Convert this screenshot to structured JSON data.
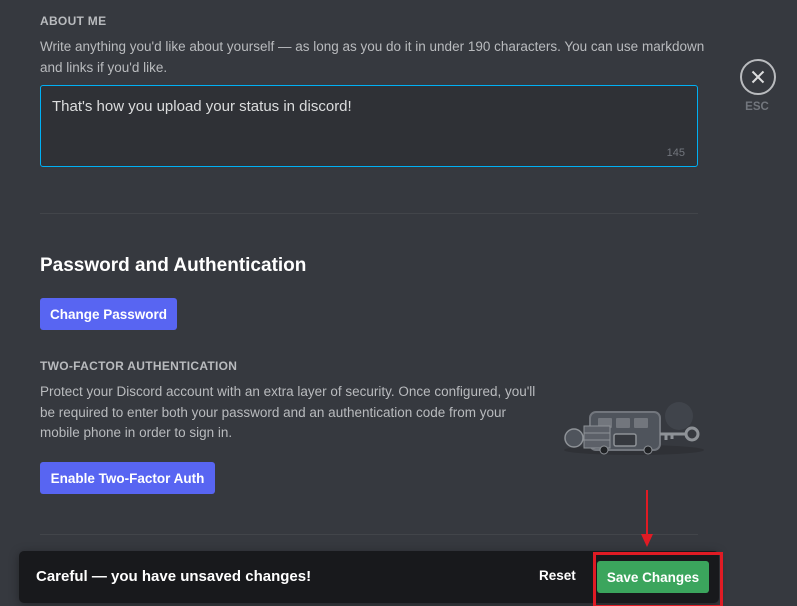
{
  "about": {
    "heading": "ABOUT ME",
    "description": "Write anything you'd like about yourself — as long as you do it in under 190 characters. You can use markdown and links if you'd like.",
    "bio_value": "That's how you upload your status in discord!",
    "char_count": "145"
  },
  "password_section": {
    "title": "Password and Authentication",
    "change_password_label": "Change Password"
  },
  "twofa": {
    "heading": "TWO-FACTOR AUTHENTICATION",
    "description": "Protect your Discord account with an extra layer of security. Once configured, you'll be required to enter both your password and an authentication code from your mobile phone in order to sign in.",
    "enable_label": "Enable Two-Factor Auth"
  },
  "close": {
    "icon": "close-icon",
    "label": "ESC"
  },
  "notice": {
    "message": "Careful — you have unsaved changes!",
    "reset_label": "Reset",
    "save_label": "Save Changes"
  },
  "colors": {
    "background": "#36393f",
    "blurple": "#5865f2",
    "save_green": "#3ba55d",
    "annotation_red": "#e01b24",
    "focus_blue": "#00b0f4"
  }
}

[WHAT THE TASK REQUIRES]: Each line of the data is to be duplicated exactly; pictures stay out of the copy.

[RESPONSE TO THIS TASK]:
Convert this screenshot to structured JSON data.
{
  "about": {
    "heading": "ABOUT ME",
    "description": "Write anything you'd like about yourself — as long as you do it in under 190 characters. You can use markdown and links if you'd like.",
    "bio_value": "That's how you upload your status in discord!",
    "char_count": "145"
  },
  "password_section": {
    "title": "Password and Authentication",
    "change_password_label": "Change Password"
  },
  "twofa": {
    "heading": "TWO-FACTOR AUTHENTICATION",
    "description": "Protect your Discord account with an extra layer of security. Once configured, you'll be required to enter both your password and an authentication code from your mobile phone in order to sign in.",
    "enable_label": "Enable Two-Factor Auth"
  },
  "close": {
    "icon": "close-icon",
    "label": "ESC"
  },
  "notice": {
    "message": "Careful — you have unsaved changes!",
    "reset_label": "Reset",
    "save_label": "Save Changes"
  },
  "colors": {
    "background": "#36393f",
    "blurple": "#5865f2",
    "save_green": "#3ba55d",
    "annotation_red": "#e01b24",
    "focus_blue": "#00b0f4"
  }
}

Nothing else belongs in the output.